▶ _Objective_: Retype the material that follows, keeping every word as it is.

[Data items]
"""
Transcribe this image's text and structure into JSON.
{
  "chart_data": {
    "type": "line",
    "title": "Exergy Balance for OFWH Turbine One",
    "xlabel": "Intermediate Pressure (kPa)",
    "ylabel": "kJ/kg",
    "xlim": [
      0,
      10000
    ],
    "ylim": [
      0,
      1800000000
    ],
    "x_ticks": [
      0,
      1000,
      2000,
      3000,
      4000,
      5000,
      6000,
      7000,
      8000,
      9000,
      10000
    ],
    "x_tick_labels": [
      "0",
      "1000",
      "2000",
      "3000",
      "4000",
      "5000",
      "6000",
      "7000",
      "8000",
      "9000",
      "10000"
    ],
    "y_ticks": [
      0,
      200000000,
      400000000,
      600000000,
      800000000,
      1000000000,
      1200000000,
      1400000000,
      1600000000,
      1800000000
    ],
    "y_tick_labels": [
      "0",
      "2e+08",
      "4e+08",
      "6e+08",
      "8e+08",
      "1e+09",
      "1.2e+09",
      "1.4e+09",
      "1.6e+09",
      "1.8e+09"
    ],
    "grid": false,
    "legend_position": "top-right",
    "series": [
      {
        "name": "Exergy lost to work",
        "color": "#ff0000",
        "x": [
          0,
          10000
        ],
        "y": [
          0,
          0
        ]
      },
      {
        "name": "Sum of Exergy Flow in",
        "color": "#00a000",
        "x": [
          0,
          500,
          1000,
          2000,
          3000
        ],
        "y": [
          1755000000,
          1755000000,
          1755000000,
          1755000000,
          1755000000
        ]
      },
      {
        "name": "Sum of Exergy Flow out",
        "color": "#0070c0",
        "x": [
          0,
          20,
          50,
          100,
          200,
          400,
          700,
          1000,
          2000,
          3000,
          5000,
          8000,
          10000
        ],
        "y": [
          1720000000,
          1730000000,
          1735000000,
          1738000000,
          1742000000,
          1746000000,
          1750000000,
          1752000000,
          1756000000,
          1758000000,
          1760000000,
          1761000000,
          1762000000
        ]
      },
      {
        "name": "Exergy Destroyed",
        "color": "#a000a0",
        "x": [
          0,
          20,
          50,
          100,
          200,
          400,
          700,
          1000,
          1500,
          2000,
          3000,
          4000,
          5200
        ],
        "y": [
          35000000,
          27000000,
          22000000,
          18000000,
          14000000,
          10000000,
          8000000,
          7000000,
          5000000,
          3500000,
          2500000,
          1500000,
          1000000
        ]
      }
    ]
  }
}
"""
▶ _Answer to the task_:
Transcribe this image's text and structure into JSON.
{
  "chart_data": {
    "type": "line",
    "title": "Exergy Balance for OFWH Turbine One",
    "xlabel": "Intermediate Pressure (kPa)",
    "ylabel": "kJ/kg",
    "xlim": [
      0,
      10000
    ],
    "ylim": [
      0,
      1800000000
    ],
    "x_ticks": [
      0,
      1000,
      2000,
      3000,
      4000,
      5000,
      6000,
      7000,
      8000,
      9000,
      10000
    ],
    "x_tick_labels": [
      "0",
      "1000",
      "2000",
      "3000",
      "4000",
      "5000",
      "6000",
      "7000",
      "8000",
      "9000",
      "10000"
    ],
    "y_ticks": [
      0,
      200000000,
      400000000,
      600000000,
      800000000,
      1000000000,
      1200000000,
      1400000000,
      1600000000,
      1800000000
    ],
    "y_tick_labels": [
      "0",
      "2e+08",
      "4e+08",
      "6e+08",
      "8e+08",
      "1e+09",
      "1.2e+09",
      "1.4e+09",
      "1.6e+09",
      "1.8e+09"
    ],
    "grid": false,
    "legend_position": "top-right",
    "series": [
      {
        "name": "Exergy lost to work",
        "color": "#ff0000",
        "x": [
          0,
          10000
        ],
        "y": [
          0,
          0
        ]
      },
      {
        "name": "Sum of Exergy Flow in",
        "color": "#00a000",
        "x": [
          0,
          500,
          1000,
          2000,
          3000
        ],
        "y": [
          1755000000,
          1755000000,
          1755000000,
          1755000000,
          1755000000
        ]
      },
      {
        "name": "Sum of Exergy Flow out",
        "color": "#0070c0",
        "x": [
          0,
          20,
          50,
          100,
          200,
          400,
          700,
          1000,
          2000,
          3000,
          5000,
          8000,
          10000
        ],
        "y": [
          1720000000,
          1730000000,
          1735000000,
          1738000000,
          1742000000,
          1746000000,
          1750000000,
          1752000000,
          1756000000,
          1758000000,
          1760000000,
          1761000000,
          1762000000
        ]
      },
      {
        "name": "Exergy Destroyed",
        "color": "#a000a0",
        "x": [
          0,
          20,
          50,
          100,
          200,
          400,
          700,
          1000,
          1500,
          2000,
          3000,
          4000,
          5200
        ],
        "y": [
          35000000,
          27000000,
          22000000,
          18000000,
          14000000,
          10000000,
          8000000,
          7000000,
          5000000,
          3500000,
          2500000,
          1500000,
          1000000
        ]
      }
    ]
  }
}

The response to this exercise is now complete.